Begin Provided entries
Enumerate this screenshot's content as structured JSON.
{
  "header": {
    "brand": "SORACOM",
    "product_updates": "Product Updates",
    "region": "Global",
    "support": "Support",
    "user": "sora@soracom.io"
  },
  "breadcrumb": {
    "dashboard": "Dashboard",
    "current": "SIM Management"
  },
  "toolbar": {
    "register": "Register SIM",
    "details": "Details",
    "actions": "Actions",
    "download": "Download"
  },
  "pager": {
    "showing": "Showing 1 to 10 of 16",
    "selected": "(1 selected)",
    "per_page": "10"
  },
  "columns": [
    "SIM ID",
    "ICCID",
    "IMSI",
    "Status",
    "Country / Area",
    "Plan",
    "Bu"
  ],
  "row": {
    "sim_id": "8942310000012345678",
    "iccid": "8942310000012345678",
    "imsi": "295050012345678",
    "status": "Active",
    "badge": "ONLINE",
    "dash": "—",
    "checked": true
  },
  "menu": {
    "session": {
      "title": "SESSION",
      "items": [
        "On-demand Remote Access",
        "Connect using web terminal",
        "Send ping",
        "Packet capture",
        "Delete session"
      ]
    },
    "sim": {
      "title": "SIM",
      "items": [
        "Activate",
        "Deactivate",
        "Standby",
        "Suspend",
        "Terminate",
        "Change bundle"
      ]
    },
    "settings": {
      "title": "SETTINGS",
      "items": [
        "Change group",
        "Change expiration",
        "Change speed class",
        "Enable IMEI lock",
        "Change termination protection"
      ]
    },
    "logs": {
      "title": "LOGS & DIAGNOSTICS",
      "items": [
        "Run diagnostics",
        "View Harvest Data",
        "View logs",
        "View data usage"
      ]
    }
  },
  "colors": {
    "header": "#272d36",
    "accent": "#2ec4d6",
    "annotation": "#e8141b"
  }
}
End Provided entries
What to do: Gather and return every line that holds the string "Change".

Exercise answer:
        "Change bundle"
        "Change group",
        "Change expiration",
        "Change speed class",
        "Change termination protection"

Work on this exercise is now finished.